▶ **WORK TO DO**
Produce an exact copy of all the records.

[Source records]
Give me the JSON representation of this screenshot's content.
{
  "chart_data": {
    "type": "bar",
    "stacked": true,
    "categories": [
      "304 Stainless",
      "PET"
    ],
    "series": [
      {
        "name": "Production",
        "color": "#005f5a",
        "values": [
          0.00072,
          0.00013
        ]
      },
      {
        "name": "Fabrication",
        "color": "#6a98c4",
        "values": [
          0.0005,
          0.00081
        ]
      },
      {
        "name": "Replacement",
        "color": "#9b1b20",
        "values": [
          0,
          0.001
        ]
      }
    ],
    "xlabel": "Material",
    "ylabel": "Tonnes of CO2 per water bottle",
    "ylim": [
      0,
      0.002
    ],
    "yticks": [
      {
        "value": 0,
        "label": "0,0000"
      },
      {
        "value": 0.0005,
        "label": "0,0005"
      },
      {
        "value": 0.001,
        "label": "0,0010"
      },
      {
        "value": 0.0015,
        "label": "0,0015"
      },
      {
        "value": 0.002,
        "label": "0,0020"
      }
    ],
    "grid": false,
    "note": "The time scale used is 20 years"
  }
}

▶ **THE REPLY**
Give me the JSON representation of this screenshot's content.
{
  "chart_data": {
    "type": "bar",
    "stacked": true,
    "categories": [
      "304 Stainless",
      "PET"
    ],
    "series": [
      {
        "name": "Production",
        "color": "#005f5a",
        "values": [
          0.00072,
          0.00013
        ]
      },
      {
        "name": "Fabrication",
        "color": "#6a98c4",
        "values": [
          0.0005,
          0.00081
        ]
      },
      {
        "name": "Replacement",
        "color": "#9b1b20",
        "values": [
          0,
          0.001
        ]
      }
    ],
    "xlabel": "Material",
    "ylabel": "Tonnes of CO2 per water bottle",
    "ylim": [
      0,
      0.002
    ],
    "yticks": [
      {
        "value": 0,
        "label": "0,0000"
      },
      {
        "value": 0.0005,
        "label": "0,0005"
      },
      {
        "value": 0.001,
        "label": "0,0010"
      },
      {
        "value": 0.0015,
        "label": "0,0015"
      },
      {
        "value": 0.002,
        "label": "0,0020"
      }
    ],
    "grid": false,
    "note": "The time scale used is 20 years"
  }
}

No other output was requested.